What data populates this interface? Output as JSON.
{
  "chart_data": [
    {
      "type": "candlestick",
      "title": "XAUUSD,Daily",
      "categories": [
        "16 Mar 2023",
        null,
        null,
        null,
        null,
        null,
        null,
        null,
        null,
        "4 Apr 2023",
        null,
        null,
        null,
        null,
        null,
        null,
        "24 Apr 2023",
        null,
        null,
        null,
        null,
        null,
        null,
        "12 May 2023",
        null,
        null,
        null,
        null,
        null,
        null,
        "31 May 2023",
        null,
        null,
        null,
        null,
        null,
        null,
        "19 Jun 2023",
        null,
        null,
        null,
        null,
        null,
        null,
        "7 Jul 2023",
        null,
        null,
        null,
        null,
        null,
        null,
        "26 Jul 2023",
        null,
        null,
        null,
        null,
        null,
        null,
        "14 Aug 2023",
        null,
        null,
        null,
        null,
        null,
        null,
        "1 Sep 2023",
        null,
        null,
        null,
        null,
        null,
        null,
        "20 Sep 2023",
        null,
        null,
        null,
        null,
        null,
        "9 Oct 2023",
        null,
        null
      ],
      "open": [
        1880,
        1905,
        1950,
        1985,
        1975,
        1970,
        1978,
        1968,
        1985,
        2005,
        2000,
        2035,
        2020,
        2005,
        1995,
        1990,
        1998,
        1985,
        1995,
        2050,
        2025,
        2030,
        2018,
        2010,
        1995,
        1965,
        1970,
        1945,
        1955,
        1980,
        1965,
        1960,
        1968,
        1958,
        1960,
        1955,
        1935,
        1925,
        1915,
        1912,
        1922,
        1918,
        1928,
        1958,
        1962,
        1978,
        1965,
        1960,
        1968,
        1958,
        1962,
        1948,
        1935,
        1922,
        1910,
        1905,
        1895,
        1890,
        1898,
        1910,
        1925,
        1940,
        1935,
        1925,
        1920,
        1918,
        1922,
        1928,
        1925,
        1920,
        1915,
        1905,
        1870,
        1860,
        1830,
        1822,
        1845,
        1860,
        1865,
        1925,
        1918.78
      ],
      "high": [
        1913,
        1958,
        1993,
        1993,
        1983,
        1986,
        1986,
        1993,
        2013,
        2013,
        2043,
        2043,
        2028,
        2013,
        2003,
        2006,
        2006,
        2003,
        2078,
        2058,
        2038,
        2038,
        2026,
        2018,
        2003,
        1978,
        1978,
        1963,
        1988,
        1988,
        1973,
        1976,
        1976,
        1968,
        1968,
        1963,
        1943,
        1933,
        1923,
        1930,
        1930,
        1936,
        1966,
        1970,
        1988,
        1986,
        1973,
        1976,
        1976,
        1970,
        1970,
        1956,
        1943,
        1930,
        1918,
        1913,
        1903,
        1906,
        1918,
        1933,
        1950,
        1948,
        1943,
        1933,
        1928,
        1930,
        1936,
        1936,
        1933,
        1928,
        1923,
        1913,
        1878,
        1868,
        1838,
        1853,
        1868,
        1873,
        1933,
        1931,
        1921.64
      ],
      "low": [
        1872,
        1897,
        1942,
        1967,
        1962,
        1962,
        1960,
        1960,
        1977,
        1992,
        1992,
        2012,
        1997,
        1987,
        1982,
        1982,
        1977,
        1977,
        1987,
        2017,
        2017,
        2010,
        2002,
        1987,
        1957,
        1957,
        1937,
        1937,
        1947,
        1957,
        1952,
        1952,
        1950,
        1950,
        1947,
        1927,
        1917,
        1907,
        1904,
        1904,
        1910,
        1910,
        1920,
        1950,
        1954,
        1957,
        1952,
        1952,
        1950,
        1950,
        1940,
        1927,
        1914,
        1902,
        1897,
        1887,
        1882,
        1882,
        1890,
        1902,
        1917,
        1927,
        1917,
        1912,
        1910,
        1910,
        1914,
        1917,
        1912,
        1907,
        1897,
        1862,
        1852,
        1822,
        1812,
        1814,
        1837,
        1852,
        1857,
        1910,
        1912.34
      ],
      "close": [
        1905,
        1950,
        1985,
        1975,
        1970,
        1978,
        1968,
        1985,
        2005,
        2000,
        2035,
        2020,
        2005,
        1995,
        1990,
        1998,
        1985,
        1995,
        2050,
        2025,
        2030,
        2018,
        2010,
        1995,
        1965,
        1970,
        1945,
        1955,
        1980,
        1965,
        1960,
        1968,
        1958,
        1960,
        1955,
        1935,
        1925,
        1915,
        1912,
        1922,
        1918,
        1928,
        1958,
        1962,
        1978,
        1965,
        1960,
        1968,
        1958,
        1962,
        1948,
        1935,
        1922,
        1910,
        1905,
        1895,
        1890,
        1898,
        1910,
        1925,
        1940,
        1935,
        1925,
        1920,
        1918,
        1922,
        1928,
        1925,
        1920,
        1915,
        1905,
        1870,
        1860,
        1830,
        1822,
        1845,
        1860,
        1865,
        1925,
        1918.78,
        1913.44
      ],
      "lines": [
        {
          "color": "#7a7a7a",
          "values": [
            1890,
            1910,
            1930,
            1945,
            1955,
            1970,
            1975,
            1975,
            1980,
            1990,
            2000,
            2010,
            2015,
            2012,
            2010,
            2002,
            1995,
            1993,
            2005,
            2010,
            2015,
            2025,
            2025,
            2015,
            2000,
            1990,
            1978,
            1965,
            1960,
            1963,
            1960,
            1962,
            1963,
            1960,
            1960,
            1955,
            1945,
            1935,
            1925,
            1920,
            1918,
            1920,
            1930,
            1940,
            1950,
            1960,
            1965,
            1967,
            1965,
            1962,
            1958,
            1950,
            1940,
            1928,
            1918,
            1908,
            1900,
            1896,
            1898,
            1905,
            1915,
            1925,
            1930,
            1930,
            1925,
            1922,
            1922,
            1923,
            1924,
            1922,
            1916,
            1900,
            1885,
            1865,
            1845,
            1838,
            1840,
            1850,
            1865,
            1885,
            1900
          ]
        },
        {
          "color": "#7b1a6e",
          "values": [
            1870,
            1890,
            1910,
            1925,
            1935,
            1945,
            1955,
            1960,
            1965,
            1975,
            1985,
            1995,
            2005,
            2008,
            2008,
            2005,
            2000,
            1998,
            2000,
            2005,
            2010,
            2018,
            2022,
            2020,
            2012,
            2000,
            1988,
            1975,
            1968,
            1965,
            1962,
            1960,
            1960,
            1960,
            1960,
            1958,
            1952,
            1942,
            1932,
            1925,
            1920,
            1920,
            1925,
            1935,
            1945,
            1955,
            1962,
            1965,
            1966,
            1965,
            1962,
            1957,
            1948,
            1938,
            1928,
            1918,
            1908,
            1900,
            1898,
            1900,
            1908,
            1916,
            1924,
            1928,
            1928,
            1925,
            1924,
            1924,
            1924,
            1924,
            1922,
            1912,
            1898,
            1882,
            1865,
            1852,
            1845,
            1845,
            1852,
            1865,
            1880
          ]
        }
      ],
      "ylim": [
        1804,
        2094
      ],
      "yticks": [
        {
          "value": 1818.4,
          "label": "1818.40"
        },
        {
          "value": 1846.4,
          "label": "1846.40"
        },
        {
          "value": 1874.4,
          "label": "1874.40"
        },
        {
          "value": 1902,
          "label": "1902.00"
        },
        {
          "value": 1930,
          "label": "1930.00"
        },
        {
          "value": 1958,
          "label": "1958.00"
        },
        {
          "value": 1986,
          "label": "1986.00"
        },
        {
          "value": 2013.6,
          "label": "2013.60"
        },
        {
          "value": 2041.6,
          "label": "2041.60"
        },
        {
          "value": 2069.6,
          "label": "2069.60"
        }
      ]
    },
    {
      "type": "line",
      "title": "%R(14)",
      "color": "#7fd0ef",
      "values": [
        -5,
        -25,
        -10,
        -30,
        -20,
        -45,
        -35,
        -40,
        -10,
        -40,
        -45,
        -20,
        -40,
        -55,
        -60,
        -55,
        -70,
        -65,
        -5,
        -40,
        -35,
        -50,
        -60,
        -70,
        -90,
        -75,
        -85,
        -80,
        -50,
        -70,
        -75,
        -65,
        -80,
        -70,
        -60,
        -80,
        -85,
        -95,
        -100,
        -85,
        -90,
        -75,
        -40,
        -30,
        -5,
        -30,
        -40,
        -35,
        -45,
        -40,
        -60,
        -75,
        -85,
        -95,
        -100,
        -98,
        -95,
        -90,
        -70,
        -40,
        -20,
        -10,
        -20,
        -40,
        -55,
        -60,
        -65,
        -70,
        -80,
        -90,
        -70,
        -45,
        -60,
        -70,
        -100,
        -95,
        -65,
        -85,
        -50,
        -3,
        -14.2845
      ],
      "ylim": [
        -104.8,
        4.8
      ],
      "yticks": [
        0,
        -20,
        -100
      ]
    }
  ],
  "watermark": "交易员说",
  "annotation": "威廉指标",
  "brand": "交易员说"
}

•••

What you should do:
Among the records above, find each line holding the string "color" and pull it out.

Solution to the problem:
          "color": "#7a7a7a",
          "color": "#7b1a6e",
      "color": "#7fd0ef",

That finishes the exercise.